THE EXERCISE - Scan the records and identify every line in which the string "правильной" occurs, then return those lines.

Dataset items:
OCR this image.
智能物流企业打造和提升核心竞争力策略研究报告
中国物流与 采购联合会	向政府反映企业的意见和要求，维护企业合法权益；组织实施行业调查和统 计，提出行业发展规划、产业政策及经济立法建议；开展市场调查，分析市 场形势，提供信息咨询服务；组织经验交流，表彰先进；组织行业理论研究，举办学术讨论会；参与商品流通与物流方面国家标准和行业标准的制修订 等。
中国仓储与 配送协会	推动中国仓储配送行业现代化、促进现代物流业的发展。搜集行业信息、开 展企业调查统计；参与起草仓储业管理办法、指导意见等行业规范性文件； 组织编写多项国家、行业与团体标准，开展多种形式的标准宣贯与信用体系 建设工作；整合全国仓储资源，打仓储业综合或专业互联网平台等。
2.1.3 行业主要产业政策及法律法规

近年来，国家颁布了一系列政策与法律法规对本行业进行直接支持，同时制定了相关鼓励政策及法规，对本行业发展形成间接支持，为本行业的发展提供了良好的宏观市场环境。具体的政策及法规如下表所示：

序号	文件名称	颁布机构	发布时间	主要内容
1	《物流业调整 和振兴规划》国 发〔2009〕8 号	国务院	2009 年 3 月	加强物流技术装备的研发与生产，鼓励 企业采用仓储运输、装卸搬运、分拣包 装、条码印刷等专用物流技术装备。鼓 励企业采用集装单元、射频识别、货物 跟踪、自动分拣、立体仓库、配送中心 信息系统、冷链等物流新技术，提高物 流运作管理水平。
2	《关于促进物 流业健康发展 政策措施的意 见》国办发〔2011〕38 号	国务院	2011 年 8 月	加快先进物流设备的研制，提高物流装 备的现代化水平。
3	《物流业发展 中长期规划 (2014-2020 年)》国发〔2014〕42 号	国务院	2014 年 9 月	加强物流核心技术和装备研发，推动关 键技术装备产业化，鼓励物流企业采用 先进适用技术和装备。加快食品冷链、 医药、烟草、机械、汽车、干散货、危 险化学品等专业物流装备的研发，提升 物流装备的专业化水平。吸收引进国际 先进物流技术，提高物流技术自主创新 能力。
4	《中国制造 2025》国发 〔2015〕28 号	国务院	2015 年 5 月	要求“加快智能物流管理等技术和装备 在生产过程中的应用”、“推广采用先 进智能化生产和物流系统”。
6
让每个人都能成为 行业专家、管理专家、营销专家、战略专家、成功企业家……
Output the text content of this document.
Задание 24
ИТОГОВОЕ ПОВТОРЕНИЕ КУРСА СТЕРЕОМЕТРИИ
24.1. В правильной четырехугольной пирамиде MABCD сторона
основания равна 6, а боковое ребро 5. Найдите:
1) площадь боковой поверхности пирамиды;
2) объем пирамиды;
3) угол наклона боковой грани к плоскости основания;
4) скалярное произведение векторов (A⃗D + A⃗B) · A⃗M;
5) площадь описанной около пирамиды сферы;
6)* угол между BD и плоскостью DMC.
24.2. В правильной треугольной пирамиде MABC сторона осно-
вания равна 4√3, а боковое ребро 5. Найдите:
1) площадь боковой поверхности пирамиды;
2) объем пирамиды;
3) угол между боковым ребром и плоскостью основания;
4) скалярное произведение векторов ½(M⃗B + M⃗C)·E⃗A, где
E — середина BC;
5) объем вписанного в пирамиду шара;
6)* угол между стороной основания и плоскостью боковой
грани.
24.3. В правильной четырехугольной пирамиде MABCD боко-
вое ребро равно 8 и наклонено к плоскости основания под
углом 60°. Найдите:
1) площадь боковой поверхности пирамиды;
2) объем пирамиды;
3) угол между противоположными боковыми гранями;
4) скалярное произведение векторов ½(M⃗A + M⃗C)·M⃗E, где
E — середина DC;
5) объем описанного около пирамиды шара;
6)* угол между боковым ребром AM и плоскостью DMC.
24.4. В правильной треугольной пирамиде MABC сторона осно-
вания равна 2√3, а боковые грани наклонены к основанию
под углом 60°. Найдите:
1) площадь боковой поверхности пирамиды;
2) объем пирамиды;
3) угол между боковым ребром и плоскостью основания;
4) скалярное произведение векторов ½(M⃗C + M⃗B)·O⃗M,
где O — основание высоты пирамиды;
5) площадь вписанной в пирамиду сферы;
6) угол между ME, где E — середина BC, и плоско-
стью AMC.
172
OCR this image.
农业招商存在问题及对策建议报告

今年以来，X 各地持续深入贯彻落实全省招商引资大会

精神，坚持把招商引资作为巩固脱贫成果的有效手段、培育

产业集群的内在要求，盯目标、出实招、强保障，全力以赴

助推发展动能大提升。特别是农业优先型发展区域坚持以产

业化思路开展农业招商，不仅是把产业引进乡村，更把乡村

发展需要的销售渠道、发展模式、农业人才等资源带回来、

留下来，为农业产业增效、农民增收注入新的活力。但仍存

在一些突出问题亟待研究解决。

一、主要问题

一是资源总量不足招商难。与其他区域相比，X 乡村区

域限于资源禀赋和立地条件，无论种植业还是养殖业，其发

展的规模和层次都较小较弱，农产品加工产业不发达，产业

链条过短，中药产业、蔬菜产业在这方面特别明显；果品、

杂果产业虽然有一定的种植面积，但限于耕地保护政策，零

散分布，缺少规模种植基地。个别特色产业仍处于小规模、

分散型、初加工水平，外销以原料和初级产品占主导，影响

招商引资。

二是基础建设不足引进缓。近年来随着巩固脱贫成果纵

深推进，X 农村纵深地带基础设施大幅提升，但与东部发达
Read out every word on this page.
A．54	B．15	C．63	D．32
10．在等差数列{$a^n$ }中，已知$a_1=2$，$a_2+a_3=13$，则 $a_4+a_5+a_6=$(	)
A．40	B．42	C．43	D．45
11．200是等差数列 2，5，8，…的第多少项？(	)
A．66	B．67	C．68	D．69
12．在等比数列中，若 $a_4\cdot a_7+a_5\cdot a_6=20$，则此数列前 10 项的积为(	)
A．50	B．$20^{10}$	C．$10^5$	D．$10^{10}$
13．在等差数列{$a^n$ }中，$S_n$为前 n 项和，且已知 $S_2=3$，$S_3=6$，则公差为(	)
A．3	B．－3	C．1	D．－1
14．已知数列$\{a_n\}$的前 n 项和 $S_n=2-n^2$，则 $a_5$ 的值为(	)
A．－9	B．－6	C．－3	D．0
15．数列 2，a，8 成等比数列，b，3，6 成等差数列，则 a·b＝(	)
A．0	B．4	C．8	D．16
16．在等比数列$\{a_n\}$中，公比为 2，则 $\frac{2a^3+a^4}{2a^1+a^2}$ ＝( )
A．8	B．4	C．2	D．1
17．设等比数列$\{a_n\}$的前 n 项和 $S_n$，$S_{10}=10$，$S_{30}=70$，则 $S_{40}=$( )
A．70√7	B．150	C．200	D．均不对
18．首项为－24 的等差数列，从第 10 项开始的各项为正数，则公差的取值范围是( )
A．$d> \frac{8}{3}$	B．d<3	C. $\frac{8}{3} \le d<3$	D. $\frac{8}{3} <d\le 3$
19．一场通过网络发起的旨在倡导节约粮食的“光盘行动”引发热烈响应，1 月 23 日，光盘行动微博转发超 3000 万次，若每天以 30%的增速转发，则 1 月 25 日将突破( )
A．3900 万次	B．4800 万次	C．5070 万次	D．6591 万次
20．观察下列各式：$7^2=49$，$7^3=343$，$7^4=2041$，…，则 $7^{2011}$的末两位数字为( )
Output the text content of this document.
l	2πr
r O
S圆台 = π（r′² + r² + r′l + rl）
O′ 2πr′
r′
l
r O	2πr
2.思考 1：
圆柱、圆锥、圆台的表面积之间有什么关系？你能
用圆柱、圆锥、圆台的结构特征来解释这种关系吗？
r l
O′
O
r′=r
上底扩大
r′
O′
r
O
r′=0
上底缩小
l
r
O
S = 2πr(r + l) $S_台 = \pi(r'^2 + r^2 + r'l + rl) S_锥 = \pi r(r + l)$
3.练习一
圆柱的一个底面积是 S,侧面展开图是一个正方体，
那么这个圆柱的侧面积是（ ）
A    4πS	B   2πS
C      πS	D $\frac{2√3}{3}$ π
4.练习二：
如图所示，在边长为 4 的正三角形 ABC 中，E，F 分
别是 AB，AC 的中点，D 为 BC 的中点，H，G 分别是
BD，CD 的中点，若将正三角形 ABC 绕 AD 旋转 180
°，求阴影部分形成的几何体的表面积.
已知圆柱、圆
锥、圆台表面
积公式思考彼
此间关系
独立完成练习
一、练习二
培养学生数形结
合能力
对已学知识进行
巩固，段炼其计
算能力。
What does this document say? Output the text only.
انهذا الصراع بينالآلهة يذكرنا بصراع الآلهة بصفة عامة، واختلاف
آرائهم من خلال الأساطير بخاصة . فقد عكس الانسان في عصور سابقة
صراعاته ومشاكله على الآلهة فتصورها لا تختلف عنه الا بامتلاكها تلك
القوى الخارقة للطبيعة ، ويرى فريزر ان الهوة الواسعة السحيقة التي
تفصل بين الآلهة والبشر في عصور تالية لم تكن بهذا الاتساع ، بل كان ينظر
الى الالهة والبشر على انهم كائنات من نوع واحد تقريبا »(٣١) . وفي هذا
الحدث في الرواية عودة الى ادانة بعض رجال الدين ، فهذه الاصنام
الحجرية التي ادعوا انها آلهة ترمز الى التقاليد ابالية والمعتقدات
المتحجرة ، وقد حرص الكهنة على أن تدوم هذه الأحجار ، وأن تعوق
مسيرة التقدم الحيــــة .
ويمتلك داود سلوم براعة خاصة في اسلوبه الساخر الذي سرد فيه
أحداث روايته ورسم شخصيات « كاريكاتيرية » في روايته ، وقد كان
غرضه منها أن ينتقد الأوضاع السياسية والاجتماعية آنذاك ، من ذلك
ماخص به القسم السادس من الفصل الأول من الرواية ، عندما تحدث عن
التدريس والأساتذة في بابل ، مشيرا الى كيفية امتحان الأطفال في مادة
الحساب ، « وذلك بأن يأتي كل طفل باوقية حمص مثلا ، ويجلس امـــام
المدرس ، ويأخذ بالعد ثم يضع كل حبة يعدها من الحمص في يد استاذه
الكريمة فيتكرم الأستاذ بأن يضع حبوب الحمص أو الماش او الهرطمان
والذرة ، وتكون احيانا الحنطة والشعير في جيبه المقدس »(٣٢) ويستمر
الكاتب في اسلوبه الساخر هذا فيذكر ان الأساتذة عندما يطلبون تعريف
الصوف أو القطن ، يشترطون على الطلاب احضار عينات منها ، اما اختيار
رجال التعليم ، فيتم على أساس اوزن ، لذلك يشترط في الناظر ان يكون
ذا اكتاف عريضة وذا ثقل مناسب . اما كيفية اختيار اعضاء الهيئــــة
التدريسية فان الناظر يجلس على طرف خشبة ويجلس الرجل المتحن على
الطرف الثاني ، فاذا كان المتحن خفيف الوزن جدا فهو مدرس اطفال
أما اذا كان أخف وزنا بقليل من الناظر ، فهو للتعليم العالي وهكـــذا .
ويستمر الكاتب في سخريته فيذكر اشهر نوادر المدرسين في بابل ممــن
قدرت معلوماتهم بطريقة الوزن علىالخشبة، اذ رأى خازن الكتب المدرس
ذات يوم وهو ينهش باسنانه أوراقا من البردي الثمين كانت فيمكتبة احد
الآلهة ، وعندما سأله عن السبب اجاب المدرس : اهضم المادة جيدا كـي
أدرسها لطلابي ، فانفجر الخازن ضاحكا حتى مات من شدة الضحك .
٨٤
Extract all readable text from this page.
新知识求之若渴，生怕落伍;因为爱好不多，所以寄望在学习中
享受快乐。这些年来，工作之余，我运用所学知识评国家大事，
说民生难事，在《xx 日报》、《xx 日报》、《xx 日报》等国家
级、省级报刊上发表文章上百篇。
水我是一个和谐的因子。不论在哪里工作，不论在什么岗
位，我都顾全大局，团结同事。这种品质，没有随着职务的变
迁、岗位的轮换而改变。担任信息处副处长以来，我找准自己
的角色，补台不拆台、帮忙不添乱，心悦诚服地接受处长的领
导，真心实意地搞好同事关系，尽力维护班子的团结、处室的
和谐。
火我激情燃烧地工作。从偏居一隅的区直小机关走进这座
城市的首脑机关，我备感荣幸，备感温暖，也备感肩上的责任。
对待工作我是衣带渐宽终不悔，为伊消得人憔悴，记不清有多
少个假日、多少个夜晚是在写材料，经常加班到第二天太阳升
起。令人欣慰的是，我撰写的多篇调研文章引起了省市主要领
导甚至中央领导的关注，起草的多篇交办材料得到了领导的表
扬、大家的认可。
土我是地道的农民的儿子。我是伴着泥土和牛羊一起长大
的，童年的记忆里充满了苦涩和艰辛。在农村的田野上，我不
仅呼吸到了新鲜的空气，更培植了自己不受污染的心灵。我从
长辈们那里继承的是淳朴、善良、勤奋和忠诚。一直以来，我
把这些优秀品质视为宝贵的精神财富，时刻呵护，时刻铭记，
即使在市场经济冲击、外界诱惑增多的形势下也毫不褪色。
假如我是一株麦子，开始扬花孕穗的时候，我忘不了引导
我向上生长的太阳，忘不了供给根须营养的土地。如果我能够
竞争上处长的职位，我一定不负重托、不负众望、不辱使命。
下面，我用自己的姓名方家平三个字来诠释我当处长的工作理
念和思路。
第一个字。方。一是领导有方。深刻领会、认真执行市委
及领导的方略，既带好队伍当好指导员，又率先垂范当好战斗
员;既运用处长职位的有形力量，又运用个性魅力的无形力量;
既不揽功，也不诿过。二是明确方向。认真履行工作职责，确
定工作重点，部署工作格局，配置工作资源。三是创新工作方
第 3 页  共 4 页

OUTPUT FOR THIS TASK -
24.1. В правильной четырехугольной пирамиде MABCD сторона
24.2. В правильной треугольной пирамиде MABC сторона осно-
24.3. В правильной четырехугольной пирамиде MABCD боко-
24.4. В правильной треугольной пирамиде MABC сторона осно-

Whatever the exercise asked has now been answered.